*** RECORDS SHOWN Section Begins ***

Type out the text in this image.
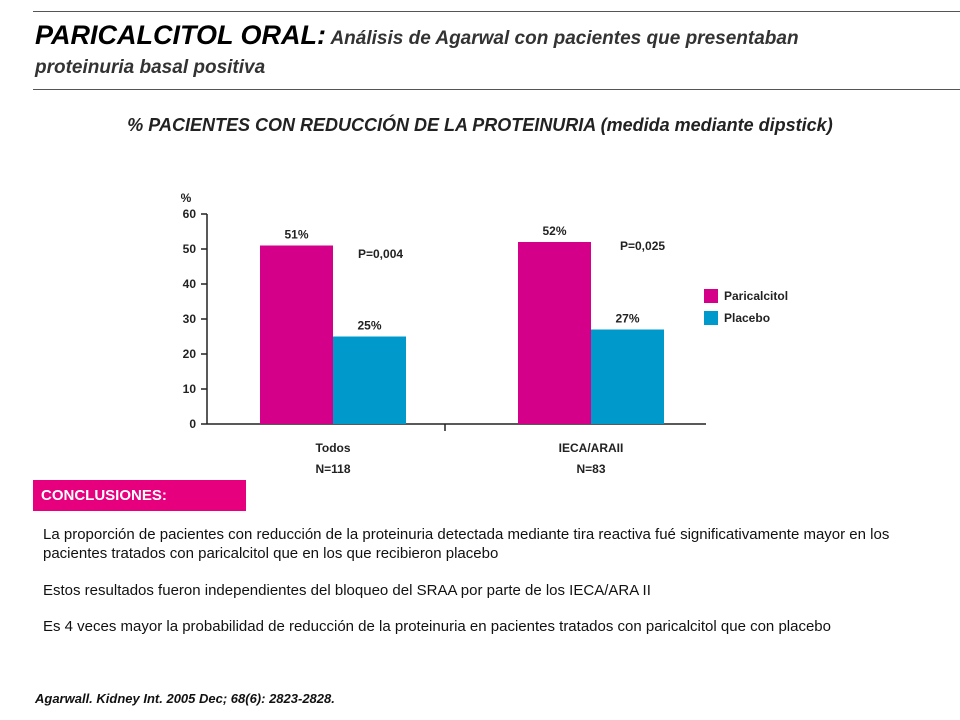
PARICALCITOL ORAL: Análisis de Agarwal con pacientes que presentaban
proteinuria basal positiva
% PACIENTES CON REDUCCIÓN DE LA PROTEINURIA (medida mediante dipstick)
0
10
20
30
40
50
60
%
51%
25%
Todos
N=118
52%
27%
IECA/ARAII
N=83
P=0,004
P=0,025
Paricalcitol
Placebo
CONCLUSIONES:
La proporción de pacientes con reducción de la proteinuria detectada mediante tira reactiva fué significativamente mayor en los pacientes tratados con paricalcitol que en los que recibieron placebo
Estos resultados fueron independientes del bloqueo del SRAA por parte de los IECA/ARA II
Es 4 veces mayor la probabilidad de reducción de la proteinuria en pacientes tratados con paricalcitol que con placebo
Agarwall. Kidney Int. 2005 Dec; 68(6): 2823-2828.
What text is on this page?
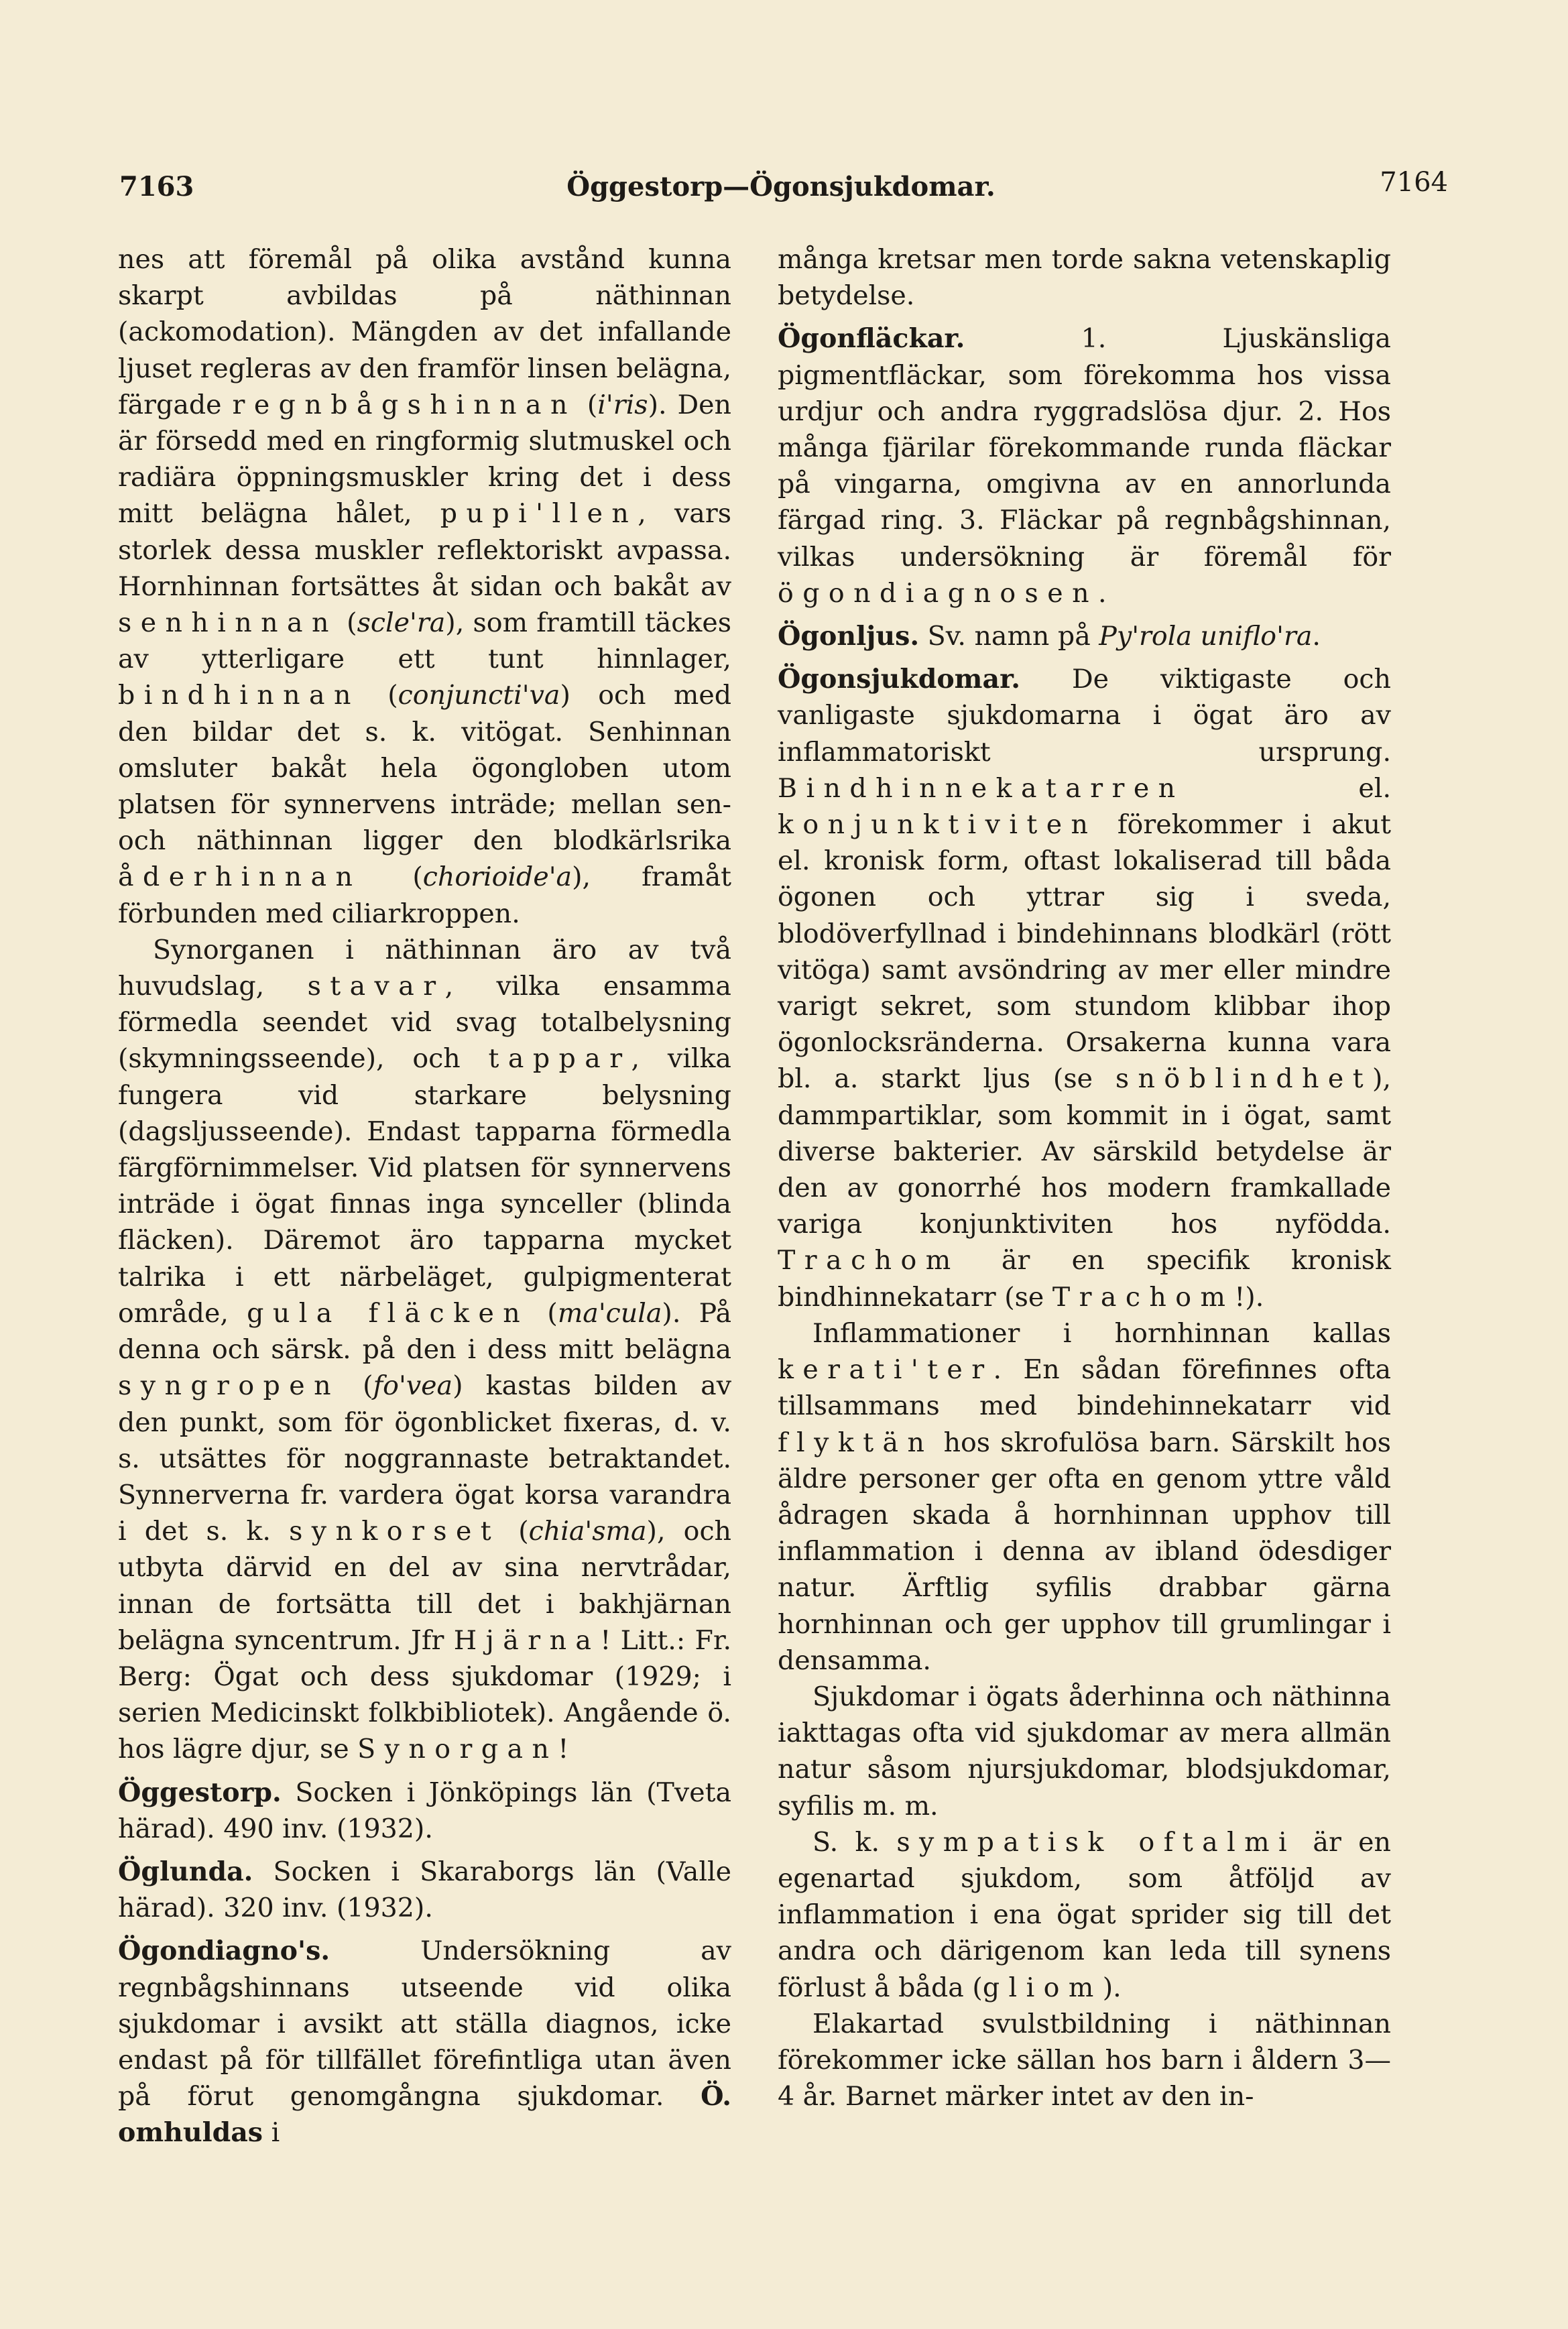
7163	Öggestorp—Ögonsjukdomar.	7164

nes att föremål på olika avstånd kunna skarpt avbildas på näthinnan (ackomodation). Mängden av det infallande ljuset regleras av den framför linsen belägna, färgade regnbågshinnan (i'ris). Den är försedd med en ringformig slutmuskel och radiära öppningsmuskler kring det i dess mitt belägna hålet, pupi'llen, vars storlek dessa muskler reflektoriskt avpassa. Hornhinnan fortsättes åt sidan och bakåt av senhinnan (scle'ra), som framtill täckes av ytterligare ett tunt hinnlager, bindhinnan (conjuncti'va) och med den bildar det s. k. vitögat. Senhinnan omsluter bakåt hela ögongloben utom platsen för synnervens inträde; mellan sen- och näthinnan ligger den blodkärlsrika åderhinnan (chorioide'a), framåt förbunden med ciliarkroppen.

Synorganen i näthinnan äro av två huvudslag, stavar, vilka ensamma förmedla seendet vid svag totalbelysning (skymningsseende), och tappar, vilka fungera vid starkare belysning (dagsljusseende). Endast tapparna förmedla färgförnimmelser. Vid platsen för synnervens inträde i ögat finnas inga synceller (blinda fläcken). Däremot äro tapparna mycket talrika i ett närbeläget, gulpigmenterat område, gula fläcken (ma'cula). På denna och särsk. på den i dess mitt belägna syngropen (fo'vea) kastas bilden av den punkt, som för ögonblicket fixeras, d. v. s. utsättes för noggrannaste betraktandet. Synnerverna fr. vardera ögat korsa varandra i det s. k. synkorset (chia'sma), och utbyta därvid en del av sina nervtrådar, innan de fortsätta till det i bakhjärnan belägna syncentrum. Jfr Hjärna! Litt.: Fr. Berg: Ögat och dess sjukdomar (1929; i serien Medicinskt folkbibliotek). Angående ö. hos lägre djur, se Synorgan!

Öggestorp. Socken i Jönköpings län (Tveta härad). 490 inv. (1932).

Öglunda. Socken i Skaraborgs län (Valle härad). 320 inv. (1932).

Ögondiagno's. Undersökning av regnbågshinnans utseende vid olika sjukdomar i avsikt att ställa diagnos, icke endast på för tillfället förefintliga utan även på förut genomgångna sjukdomar. Ö. omhuldas i

många kretsar men torde sakna vetenskaplig betydelse.

Ögonfläckar. 1. Ljuskänsliga pigmentfläckar, som förekomma hos vissa urdjur och andra ryggradslösa djur. 2. Hos många fjärilar förekommande runda fläckar på vingarna, omgivna av en annorlunda färgad ring. 3. Fläckar på regnbågshinnan, vilkas undersökning är föremål för ögondiagnosen.

Ögonljus. Sv. namn på Py'rola uniflo'ra.

Ögonsjukdomar. De viktigaste och vanligaste sjukdomarna i ögat äro av inflammatoriskt ursprung. Bindhinnekatarren el. konjunktiviten förekommer i akut el. kronisk form, oftast lokaliserad till båda ögonen och yttrar sig i sveda, blodöverfyllnad i bindehinnans blodkärl (rött vitöga) samt avsöndring av mer eller mindre varigt sekret, som stundom klibbar ihop ögonlocksränderna. Orsakerna kunna vara bl. a. starkt ljus (se snöblindhet), dammpartiklar, som kommit in i ögat, samt diverse bakterier. Av särskild betydelse är den av gonorrhé hos modern framkallade variga konjunktiviten hos nyfödda. Trachom är en specifik kronisk bindhinnekatarr (se Trachom!).

Inflammationer i hornhinnan kallas kerati'ter. En sådan förefinnes ofta tillsammans med bindehinnekatarr vid flyktän hos skrofulösa barn. Särskilt hos äldre personer ger ofta en genom yttre våld ådragen skada å hornhinnan upphov till inflammation i denna av ibland ödesdiger natur. Ärftlig syfilis drabbar gärna hornhinnan och ger upphov till grumlingar i densamma.

Sjukdomar i ögats åderhinna och näthinna iakttagas ofta vid sjukdomar av mera allmän natur såsom njursjukdomar, blodsjukdomar, syfilis m. m.

S. k. sympatisk oftalmi är en egenartad sjukdom, som åtföljd av inflammation i ena ögat sprider sig till det andra och därigenom kan leda till synens förlust å båda (gliom).

Elakartad svulstbildning i näthinnan förekommer icke sällan hos barn i åldern 3—4 år. Barnet märker intet av den in-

*** RECORDS SHOWN Section Ends ***

### PROBLEM TO WORK ON
Every line of the entries above that contains the word "tratados" must be tallied, and the number alone reported.

### ANSWER SPACE
2